## start Material

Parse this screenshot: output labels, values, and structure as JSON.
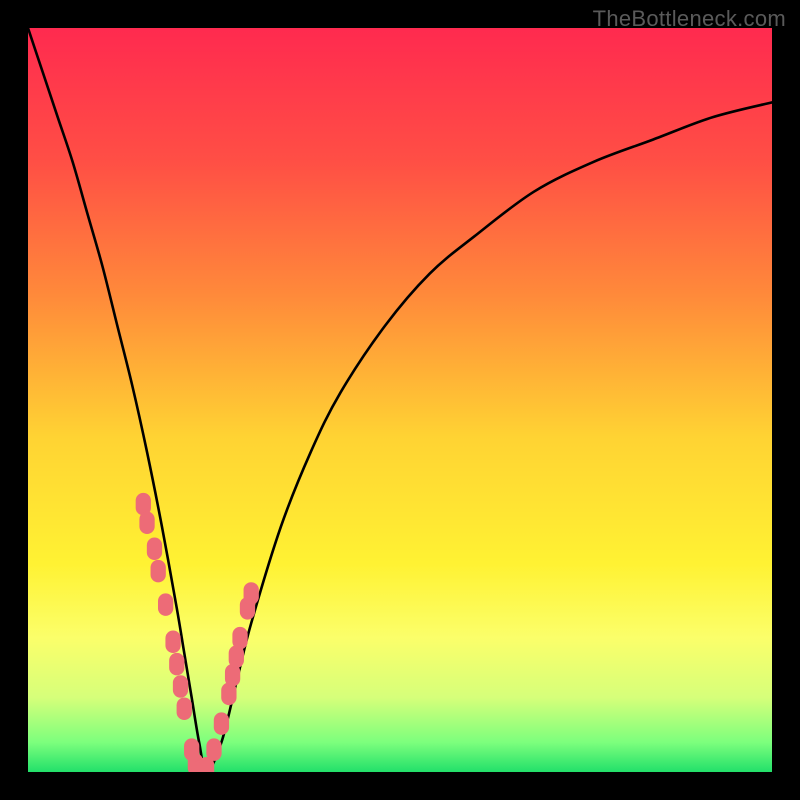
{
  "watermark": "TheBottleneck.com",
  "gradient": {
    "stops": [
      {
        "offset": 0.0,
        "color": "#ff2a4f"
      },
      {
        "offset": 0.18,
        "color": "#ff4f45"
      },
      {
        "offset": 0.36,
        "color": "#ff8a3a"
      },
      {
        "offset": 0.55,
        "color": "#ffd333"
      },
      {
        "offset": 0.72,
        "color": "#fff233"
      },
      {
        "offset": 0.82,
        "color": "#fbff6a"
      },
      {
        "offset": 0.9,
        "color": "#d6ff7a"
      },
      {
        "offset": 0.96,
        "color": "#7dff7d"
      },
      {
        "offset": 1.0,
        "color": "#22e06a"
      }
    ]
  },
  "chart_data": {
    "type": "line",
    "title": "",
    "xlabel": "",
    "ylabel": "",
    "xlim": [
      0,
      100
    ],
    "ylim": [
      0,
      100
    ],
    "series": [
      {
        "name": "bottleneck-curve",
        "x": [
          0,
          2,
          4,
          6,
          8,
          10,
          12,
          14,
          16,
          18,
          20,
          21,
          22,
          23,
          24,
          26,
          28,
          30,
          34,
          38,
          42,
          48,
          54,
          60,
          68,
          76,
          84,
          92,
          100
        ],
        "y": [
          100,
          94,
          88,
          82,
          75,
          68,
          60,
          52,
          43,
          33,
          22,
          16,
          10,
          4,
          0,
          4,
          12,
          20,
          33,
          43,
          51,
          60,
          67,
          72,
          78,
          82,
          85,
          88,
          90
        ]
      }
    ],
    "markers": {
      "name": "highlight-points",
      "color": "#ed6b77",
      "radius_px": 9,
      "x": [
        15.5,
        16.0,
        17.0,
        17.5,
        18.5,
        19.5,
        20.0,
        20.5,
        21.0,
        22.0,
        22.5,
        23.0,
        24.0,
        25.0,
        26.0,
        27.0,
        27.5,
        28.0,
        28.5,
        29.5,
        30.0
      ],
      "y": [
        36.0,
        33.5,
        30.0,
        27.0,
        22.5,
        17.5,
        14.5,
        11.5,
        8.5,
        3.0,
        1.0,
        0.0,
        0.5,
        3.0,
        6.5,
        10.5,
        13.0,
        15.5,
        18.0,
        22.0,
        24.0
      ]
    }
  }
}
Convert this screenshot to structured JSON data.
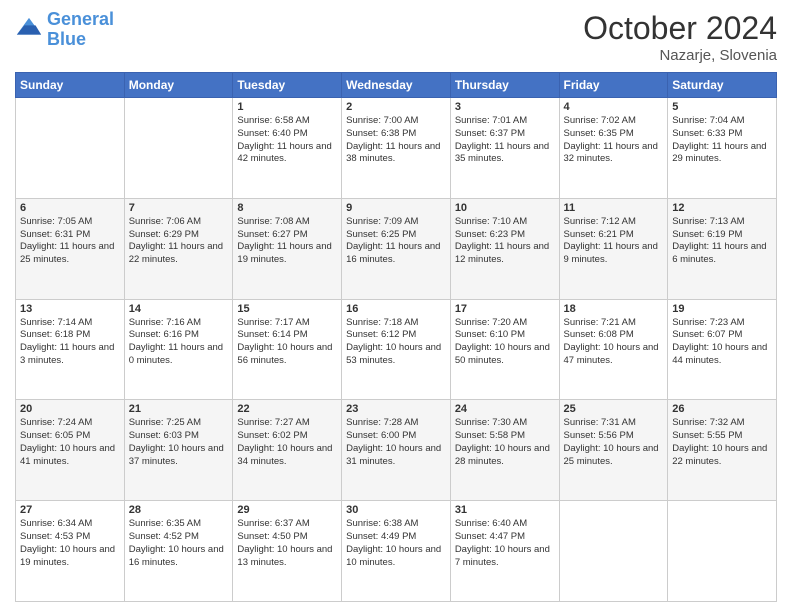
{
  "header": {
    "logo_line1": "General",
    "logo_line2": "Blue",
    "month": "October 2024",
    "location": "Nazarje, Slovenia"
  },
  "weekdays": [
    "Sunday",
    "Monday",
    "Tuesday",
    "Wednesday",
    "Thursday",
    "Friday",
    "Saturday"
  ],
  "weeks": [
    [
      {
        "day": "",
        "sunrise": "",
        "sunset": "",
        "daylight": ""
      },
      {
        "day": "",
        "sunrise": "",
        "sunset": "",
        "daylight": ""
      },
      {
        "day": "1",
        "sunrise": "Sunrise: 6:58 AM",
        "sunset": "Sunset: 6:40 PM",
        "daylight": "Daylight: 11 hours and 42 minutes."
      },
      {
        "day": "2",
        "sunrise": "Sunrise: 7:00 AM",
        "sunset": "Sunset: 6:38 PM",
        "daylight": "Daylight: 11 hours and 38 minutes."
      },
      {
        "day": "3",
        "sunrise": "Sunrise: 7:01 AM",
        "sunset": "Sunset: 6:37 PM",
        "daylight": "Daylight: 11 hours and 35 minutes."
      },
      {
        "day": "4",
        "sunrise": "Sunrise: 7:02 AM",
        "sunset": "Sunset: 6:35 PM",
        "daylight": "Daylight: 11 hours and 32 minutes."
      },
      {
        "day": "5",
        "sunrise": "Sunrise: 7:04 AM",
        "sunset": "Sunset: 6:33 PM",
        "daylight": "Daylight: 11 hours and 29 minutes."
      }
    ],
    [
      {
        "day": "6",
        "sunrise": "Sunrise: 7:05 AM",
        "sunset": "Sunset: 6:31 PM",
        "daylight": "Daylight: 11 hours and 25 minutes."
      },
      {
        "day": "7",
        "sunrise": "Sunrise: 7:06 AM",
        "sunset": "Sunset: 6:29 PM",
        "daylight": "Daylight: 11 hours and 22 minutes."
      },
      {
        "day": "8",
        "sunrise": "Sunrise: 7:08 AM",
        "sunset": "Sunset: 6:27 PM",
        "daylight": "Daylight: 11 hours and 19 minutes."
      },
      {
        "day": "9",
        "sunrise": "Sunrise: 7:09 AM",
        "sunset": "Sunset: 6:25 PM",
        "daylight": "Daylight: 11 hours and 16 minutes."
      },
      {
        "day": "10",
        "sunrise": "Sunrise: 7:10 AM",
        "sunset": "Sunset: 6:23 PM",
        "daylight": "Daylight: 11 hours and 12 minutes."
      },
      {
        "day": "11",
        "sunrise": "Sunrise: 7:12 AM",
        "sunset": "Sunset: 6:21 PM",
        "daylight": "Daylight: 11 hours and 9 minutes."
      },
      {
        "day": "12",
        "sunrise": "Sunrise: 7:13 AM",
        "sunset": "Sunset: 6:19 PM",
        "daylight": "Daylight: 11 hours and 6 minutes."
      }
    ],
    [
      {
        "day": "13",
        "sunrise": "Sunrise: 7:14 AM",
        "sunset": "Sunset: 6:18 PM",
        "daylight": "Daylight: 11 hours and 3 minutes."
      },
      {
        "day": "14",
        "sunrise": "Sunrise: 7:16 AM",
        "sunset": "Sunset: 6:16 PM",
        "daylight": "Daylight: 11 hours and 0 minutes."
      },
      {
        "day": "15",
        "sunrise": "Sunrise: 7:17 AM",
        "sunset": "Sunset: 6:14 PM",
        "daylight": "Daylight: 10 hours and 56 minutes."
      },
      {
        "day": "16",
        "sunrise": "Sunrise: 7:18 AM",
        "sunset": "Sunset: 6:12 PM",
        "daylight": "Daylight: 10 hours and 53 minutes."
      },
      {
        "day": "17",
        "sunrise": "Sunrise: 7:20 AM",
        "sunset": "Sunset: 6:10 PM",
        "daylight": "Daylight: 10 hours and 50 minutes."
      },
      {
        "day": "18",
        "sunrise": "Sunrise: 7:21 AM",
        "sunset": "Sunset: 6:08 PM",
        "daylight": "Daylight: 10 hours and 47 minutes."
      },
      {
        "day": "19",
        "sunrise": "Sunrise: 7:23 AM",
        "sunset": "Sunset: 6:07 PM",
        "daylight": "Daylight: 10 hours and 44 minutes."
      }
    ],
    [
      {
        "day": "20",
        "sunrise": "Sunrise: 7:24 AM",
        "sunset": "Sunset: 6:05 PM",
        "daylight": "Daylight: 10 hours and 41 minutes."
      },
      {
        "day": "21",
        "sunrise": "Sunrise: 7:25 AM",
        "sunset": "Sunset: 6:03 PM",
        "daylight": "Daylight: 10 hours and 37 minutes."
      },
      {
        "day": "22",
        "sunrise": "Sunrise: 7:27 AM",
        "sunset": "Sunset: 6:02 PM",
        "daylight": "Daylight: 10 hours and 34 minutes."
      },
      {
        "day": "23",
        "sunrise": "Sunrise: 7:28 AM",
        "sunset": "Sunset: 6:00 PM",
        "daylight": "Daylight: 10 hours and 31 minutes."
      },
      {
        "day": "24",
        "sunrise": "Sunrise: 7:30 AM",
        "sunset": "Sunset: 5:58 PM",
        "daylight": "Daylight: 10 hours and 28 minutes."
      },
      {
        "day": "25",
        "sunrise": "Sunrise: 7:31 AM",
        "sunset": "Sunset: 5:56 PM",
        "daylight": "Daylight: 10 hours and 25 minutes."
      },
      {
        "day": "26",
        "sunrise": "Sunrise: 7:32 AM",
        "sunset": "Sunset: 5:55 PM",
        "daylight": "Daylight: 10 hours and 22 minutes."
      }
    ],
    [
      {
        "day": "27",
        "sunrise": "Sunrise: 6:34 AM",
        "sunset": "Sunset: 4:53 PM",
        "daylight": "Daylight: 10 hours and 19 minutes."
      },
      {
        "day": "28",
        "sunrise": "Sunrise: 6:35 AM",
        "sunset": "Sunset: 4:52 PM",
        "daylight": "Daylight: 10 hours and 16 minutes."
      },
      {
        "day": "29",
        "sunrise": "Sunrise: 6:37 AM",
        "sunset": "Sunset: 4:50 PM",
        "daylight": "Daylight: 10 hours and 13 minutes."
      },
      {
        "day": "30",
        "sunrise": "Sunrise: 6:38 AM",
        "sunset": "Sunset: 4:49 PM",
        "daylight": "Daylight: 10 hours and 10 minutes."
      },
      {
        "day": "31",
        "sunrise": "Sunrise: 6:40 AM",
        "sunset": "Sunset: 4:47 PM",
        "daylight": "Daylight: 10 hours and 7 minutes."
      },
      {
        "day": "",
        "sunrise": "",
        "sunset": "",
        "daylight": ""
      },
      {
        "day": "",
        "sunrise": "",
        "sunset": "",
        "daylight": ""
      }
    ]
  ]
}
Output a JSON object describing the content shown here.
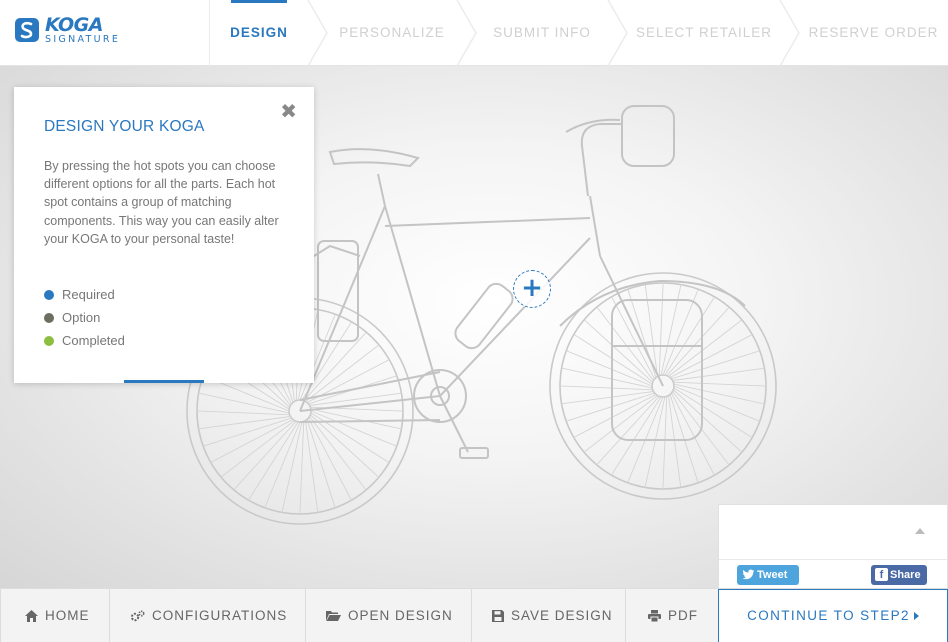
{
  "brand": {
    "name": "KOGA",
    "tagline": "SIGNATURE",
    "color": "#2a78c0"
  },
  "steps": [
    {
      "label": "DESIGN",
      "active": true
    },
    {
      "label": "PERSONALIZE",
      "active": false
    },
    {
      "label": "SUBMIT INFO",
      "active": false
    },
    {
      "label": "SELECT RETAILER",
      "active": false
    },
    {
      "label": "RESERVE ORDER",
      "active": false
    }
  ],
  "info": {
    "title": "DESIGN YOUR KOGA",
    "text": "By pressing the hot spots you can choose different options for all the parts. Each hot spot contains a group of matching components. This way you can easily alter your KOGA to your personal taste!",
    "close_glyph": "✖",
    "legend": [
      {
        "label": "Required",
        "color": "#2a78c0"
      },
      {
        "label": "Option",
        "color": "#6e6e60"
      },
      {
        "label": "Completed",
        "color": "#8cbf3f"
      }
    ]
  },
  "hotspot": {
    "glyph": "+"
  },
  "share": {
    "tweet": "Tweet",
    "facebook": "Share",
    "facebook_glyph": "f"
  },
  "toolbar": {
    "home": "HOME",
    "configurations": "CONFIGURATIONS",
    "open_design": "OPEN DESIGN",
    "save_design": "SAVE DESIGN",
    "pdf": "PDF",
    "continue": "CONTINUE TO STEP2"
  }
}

## end Material

# Problem to work on:
From the listing above, copy every line that includes the word "offset".

# Problem solution:
        "offset": 0.0,
        "offset": 0.18,
        "offset": 0.36,
        "offset": 0.55,
        "offset": 0.72,
        "offset": 0.82,
        "offset": 0.9,
        "offset": 0.96,
        "offset": 1.0,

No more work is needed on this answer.